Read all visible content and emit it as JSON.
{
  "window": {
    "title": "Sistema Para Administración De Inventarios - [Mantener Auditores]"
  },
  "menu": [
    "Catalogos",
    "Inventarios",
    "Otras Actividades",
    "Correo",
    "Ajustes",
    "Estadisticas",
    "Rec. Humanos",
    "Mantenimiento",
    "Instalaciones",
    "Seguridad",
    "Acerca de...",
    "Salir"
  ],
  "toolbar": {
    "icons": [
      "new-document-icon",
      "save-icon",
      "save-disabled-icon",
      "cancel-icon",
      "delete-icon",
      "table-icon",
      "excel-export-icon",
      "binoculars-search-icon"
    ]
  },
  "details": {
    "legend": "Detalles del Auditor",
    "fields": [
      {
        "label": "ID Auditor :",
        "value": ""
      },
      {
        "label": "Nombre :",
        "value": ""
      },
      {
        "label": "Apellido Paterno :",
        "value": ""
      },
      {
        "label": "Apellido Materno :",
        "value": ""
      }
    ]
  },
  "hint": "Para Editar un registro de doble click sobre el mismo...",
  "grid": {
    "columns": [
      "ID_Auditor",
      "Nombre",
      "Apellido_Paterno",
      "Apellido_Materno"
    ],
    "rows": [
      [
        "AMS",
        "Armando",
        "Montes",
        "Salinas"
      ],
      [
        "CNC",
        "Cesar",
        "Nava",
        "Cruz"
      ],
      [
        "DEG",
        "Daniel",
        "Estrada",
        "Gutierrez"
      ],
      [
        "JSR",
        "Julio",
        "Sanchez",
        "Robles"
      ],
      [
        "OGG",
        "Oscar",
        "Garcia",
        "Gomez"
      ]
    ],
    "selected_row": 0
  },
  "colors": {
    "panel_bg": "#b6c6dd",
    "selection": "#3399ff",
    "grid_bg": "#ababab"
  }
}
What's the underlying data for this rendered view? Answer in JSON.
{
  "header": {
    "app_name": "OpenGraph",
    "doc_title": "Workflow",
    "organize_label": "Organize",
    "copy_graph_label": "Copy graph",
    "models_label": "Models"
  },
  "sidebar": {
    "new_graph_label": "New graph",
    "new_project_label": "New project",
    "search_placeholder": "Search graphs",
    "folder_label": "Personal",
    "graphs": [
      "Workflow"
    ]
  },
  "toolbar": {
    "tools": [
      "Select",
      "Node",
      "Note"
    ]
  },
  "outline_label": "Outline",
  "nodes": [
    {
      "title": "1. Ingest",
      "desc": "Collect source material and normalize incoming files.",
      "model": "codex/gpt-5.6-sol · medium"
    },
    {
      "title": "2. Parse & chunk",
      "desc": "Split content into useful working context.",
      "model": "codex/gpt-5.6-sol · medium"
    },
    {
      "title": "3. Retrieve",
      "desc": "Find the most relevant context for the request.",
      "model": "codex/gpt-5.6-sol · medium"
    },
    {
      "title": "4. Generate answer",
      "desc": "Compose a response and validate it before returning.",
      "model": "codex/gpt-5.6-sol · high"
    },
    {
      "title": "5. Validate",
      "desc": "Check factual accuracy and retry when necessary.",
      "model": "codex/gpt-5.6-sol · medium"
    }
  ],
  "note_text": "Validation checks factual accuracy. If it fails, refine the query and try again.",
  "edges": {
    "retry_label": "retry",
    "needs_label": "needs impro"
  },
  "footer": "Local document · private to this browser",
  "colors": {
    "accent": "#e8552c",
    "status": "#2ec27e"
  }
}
####################
▶ **PROBLEM TO WORK ON**:
Pull out every line above that holds the word "Inventarios".

▶ **RESPONSE TO THE EXERCISE**:
    "title": "Sistema Para Administración De Inventarios - [Mantener Auditores]"
    "Inventarios",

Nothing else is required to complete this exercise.